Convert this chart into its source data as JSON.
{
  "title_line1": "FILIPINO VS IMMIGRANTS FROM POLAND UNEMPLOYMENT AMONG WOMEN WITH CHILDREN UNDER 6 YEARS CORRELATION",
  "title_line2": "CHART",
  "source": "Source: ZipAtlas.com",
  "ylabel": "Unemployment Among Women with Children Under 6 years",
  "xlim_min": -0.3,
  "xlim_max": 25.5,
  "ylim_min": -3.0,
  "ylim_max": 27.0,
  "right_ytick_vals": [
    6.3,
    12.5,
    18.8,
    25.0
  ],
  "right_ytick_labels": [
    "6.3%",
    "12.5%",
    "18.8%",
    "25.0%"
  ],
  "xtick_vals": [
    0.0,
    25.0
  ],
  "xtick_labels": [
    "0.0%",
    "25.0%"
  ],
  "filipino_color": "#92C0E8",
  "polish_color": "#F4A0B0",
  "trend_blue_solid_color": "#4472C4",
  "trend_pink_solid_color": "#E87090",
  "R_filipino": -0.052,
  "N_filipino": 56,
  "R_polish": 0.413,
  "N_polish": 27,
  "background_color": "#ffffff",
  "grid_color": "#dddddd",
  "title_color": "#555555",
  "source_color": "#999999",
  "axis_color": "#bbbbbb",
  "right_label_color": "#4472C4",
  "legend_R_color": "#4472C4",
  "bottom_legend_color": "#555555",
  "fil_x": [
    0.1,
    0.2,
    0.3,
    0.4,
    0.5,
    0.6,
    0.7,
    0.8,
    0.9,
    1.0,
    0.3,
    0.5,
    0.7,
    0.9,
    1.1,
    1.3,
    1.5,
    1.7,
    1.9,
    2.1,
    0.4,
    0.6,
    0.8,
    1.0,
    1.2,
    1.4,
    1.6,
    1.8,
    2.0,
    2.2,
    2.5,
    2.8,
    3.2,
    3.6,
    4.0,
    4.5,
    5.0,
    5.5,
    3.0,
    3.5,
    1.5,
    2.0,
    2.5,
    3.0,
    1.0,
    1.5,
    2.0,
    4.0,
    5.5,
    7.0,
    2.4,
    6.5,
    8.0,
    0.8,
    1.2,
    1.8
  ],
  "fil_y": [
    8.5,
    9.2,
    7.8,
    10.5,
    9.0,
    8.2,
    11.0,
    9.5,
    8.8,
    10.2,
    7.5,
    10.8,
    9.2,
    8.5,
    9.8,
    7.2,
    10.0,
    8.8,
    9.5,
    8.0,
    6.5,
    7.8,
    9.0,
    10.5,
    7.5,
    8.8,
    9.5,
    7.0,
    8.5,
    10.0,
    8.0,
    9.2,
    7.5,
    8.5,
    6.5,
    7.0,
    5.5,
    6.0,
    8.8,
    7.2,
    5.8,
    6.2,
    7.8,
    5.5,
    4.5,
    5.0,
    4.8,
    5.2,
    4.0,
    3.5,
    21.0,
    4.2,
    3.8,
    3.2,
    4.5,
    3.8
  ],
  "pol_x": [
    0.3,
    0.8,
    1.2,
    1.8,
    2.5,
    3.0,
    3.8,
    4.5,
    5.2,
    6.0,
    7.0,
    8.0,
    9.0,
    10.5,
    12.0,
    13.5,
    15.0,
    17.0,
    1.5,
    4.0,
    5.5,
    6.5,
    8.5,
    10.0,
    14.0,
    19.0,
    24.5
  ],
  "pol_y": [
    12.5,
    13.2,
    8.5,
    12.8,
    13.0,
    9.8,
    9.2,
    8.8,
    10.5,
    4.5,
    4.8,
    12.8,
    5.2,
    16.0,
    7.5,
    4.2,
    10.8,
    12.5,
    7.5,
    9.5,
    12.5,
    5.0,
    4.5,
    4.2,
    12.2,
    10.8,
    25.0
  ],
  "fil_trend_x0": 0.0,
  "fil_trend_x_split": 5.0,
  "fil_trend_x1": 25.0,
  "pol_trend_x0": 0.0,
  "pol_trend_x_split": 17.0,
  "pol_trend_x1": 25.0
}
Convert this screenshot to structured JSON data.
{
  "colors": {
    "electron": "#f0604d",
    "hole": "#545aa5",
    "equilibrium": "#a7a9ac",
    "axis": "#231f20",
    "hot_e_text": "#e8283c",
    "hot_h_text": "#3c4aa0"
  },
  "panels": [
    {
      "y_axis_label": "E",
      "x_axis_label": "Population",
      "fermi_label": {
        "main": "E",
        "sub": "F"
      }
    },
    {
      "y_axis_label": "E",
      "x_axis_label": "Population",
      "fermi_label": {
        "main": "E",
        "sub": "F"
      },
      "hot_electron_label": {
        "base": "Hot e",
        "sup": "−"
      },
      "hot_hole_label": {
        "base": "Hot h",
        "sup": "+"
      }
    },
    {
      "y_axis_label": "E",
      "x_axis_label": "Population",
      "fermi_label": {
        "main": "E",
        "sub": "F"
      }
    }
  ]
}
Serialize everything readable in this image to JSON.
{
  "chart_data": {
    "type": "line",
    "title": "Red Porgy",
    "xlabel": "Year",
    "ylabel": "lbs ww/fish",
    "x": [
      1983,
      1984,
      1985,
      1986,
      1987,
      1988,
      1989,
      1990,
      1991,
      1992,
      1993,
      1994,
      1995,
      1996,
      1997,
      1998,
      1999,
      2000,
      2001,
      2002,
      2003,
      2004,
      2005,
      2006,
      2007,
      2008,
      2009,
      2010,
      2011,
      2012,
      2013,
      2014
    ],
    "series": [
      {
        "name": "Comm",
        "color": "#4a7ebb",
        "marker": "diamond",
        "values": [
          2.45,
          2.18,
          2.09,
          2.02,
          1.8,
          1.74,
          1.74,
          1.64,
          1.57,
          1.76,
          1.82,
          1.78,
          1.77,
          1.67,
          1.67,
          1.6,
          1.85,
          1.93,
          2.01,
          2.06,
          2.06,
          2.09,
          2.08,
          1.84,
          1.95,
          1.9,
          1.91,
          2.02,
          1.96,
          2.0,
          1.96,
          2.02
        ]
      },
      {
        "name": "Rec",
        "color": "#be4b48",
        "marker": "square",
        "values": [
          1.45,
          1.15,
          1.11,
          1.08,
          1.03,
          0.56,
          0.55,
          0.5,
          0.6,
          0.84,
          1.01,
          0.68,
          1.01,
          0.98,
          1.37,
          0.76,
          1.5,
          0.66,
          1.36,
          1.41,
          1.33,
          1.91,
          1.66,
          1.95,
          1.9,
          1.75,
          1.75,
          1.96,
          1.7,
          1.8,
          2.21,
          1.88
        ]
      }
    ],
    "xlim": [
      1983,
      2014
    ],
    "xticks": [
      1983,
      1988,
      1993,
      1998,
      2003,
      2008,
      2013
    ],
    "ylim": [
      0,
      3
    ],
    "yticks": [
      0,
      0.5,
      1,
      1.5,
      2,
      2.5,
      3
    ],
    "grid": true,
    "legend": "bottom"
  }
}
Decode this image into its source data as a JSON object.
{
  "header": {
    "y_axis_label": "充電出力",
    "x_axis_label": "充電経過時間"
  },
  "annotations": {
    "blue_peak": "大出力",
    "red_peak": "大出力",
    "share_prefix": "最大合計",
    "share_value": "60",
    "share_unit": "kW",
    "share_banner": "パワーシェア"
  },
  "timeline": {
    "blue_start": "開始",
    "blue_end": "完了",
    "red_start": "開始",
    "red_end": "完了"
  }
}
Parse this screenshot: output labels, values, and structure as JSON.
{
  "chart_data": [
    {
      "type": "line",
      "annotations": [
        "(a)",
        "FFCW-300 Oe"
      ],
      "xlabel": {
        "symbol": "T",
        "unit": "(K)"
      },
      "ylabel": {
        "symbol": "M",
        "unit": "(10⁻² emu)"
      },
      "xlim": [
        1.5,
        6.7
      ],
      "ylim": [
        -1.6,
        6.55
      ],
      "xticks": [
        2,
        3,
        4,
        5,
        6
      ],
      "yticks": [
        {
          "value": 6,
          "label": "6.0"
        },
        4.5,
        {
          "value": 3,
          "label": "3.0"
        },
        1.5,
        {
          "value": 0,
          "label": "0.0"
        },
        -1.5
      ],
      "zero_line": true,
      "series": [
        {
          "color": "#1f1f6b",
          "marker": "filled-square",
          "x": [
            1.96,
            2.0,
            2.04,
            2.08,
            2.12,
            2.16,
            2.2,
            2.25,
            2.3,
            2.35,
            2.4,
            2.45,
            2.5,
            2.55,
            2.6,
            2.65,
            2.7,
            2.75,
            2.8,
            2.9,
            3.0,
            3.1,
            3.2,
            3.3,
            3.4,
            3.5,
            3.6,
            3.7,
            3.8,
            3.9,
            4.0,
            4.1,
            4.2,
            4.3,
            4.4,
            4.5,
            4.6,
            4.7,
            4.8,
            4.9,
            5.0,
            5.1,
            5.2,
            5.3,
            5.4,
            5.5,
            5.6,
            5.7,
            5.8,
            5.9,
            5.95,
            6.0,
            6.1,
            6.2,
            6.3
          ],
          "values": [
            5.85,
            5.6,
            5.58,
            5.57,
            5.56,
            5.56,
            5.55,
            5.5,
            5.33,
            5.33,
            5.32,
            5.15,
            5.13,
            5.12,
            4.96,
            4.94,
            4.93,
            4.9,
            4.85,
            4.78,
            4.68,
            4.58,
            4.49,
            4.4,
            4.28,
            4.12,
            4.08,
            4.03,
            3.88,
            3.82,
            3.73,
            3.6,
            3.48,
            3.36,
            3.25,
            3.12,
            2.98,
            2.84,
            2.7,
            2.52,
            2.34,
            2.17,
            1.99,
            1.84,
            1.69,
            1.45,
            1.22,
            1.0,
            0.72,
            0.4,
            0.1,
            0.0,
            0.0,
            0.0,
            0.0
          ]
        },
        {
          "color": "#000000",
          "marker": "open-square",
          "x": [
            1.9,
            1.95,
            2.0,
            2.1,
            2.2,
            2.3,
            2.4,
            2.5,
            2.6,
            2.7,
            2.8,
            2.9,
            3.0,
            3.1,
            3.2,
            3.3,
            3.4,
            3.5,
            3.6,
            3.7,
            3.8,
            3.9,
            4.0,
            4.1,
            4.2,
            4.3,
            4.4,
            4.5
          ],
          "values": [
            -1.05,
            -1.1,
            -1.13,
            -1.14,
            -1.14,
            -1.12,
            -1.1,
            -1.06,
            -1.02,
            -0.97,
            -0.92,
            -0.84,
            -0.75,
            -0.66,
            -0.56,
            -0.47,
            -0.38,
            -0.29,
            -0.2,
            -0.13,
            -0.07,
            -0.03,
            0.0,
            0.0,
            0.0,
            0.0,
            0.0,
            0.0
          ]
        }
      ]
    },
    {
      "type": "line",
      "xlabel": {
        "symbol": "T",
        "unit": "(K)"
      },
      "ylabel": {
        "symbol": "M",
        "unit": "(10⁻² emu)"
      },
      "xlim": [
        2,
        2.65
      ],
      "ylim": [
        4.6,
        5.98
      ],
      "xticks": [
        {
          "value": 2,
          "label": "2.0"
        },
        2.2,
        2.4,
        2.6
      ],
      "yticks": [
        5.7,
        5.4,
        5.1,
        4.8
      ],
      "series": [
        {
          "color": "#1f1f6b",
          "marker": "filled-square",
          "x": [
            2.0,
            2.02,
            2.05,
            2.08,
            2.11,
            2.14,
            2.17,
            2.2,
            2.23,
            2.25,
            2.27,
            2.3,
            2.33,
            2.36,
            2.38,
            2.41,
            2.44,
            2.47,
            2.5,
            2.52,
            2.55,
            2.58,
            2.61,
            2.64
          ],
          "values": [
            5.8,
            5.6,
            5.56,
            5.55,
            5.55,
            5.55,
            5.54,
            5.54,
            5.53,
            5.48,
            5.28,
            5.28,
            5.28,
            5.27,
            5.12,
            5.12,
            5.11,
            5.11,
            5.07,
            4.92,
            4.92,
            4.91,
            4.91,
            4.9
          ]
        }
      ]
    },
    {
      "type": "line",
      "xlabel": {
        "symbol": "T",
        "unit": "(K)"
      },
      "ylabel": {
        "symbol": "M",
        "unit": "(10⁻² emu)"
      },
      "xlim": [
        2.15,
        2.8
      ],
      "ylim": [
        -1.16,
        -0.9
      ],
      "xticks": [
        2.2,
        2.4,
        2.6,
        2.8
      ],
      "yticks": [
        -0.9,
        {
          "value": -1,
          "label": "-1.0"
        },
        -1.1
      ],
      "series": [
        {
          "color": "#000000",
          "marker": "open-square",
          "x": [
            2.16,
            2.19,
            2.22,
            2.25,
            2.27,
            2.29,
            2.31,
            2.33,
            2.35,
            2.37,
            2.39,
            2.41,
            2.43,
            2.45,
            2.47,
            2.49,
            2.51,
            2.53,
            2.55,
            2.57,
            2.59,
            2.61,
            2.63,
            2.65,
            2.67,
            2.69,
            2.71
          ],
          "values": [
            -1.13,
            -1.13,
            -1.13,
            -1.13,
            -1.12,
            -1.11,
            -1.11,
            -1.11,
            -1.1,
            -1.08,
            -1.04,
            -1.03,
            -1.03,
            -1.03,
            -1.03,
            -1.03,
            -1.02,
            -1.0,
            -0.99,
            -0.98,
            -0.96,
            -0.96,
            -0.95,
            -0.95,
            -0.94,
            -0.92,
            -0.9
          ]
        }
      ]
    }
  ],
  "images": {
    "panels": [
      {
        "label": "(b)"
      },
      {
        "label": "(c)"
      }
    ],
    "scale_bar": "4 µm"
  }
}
==================================================
#### [Written exercise]
From the data above, count the lines where "into" occurs and give that figure and nothing else.

#### [Task output]
2